Gather from the listing below each line that includes the word "down", and copy it.
══ Extracted information ══
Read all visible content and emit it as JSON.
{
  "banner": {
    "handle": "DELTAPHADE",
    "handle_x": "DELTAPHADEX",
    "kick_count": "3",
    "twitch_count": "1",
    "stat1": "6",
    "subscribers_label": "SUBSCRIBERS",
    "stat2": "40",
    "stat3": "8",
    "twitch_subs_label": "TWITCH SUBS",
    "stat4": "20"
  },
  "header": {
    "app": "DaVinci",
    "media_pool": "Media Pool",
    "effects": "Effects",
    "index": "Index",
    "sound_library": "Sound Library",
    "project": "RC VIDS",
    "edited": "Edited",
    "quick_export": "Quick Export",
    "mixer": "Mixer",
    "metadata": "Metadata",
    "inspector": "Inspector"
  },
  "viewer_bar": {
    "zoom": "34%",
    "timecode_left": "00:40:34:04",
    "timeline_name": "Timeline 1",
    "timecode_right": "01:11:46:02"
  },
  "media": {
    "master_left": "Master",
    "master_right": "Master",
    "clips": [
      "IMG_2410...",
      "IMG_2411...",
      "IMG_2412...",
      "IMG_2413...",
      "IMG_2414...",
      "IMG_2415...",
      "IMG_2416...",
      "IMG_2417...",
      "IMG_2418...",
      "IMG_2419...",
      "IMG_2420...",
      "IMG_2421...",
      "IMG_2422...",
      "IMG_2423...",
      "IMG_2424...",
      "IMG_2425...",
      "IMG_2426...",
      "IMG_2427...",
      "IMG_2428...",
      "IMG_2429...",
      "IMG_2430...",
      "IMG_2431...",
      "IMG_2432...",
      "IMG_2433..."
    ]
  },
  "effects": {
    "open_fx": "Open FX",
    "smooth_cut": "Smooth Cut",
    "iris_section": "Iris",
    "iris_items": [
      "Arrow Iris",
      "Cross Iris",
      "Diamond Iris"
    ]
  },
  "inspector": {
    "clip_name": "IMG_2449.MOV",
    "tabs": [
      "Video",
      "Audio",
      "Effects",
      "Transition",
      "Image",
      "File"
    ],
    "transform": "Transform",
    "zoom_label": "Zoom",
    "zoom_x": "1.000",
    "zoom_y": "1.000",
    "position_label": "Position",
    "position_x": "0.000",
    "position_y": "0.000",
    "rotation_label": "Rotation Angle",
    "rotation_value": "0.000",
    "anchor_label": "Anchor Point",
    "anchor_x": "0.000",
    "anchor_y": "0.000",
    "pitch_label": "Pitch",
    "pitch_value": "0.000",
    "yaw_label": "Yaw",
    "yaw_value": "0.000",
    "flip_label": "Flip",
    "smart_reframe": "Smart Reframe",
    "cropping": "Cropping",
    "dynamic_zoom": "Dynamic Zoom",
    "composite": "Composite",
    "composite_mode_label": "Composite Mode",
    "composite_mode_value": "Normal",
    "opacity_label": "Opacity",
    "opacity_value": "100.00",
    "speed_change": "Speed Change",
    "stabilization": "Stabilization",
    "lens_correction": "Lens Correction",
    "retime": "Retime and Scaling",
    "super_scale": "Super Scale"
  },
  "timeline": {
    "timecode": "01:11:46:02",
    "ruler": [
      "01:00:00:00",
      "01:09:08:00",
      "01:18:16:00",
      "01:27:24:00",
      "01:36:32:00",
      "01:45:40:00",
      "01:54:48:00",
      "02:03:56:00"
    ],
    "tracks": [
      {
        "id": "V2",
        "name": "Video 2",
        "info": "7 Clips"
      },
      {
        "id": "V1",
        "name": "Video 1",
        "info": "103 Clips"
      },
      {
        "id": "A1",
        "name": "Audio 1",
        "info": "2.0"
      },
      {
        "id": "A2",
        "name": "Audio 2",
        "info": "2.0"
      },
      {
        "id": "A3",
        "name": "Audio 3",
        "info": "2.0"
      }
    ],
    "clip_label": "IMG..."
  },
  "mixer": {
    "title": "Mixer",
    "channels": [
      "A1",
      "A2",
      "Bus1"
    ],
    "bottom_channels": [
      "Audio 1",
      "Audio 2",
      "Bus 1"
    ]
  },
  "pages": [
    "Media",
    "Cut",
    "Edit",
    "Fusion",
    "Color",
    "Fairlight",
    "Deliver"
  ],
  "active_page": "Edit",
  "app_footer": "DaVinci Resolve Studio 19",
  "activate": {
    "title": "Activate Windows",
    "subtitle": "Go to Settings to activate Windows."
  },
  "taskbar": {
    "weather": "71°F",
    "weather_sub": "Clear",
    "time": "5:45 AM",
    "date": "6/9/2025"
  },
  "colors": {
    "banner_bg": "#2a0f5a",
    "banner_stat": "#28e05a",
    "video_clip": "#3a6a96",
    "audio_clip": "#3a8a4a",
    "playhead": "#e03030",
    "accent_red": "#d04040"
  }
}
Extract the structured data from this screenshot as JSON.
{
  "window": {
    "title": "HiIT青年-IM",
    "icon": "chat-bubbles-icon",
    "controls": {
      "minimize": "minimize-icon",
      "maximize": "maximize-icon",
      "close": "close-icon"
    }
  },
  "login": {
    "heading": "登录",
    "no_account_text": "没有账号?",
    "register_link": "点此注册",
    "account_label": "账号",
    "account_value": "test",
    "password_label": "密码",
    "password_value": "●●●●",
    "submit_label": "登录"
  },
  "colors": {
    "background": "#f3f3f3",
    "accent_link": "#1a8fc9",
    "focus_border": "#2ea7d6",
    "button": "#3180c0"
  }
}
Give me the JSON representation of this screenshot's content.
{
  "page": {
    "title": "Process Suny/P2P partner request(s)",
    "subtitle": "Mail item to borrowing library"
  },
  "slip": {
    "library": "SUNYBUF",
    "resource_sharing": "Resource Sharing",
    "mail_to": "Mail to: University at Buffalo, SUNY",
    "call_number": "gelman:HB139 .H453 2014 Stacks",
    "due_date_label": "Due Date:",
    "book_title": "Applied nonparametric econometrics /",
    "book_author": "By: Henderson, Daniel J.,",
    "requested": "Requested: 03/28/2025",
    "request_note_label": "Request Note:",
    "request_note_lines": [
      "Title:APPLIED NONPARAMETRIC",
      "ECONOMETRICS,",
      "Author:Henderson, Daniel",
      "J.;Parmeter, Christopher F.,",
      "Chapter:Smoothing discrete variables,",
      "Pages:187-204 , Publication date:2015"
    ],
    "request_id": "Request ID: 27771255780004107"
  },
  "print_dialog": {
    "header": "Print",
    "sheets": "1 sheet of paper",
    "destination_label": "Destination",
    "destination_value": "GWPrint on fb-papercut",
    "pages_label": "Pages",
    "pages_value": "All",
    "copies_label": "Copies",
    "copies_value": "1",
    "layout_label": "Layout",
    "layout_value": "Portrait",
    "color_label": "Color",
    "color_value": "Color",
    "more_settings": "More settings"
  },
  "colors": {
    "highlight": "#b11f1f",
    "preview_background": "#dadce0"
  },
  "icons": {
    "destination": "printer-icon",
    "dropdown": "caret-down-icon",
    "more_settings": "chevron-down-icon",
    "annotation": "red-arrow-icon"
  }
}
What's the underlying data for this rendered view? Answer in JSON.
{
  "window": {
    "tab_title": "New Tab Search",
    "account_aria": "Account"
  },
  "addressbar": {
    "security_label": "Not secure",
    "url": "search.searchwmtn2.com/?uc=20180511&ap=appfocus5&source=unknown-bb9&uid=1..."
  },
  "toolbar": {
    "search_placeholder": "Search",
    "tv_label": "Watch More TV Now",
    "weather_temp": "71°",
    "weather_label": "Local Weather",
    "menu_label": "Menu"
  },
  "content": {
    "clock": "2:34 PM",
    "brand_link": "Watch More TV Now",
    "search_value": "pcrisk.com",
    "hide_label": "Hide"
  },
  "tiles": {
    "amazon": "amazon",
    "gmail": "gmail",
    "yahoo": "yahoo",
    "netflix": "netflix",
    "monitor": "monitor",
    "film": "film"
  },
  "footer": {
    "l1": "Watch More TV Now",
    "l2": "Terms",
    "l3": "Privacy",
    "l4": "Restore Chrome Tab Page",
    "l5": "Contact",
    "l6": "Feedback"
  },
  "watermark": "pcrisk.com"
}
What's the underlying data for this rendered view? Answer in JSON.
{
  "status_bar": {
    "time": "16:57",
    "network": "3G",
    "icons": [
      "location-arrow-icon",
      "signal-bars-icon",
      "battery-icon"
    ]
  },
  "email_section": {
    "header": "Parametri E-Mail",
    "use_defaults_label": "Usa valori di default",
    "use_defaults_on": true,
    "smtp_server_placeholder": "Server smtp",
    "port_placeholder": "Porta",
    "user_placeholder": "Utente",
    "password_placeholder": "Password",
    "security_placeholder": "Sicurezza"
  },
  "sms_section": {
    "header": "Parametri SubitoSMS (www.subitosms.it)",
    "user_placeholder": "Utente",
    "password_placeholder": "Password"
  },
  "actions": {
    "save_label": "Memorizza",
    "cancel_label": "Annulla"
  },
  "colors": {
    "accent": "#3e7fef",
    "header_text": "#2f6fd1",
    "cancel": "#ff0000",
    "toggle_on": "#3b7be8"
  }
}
═══
**Exercise response:**
    "dropdown": "caret-down-icon",
    "more_settings": "chevron-down-icon",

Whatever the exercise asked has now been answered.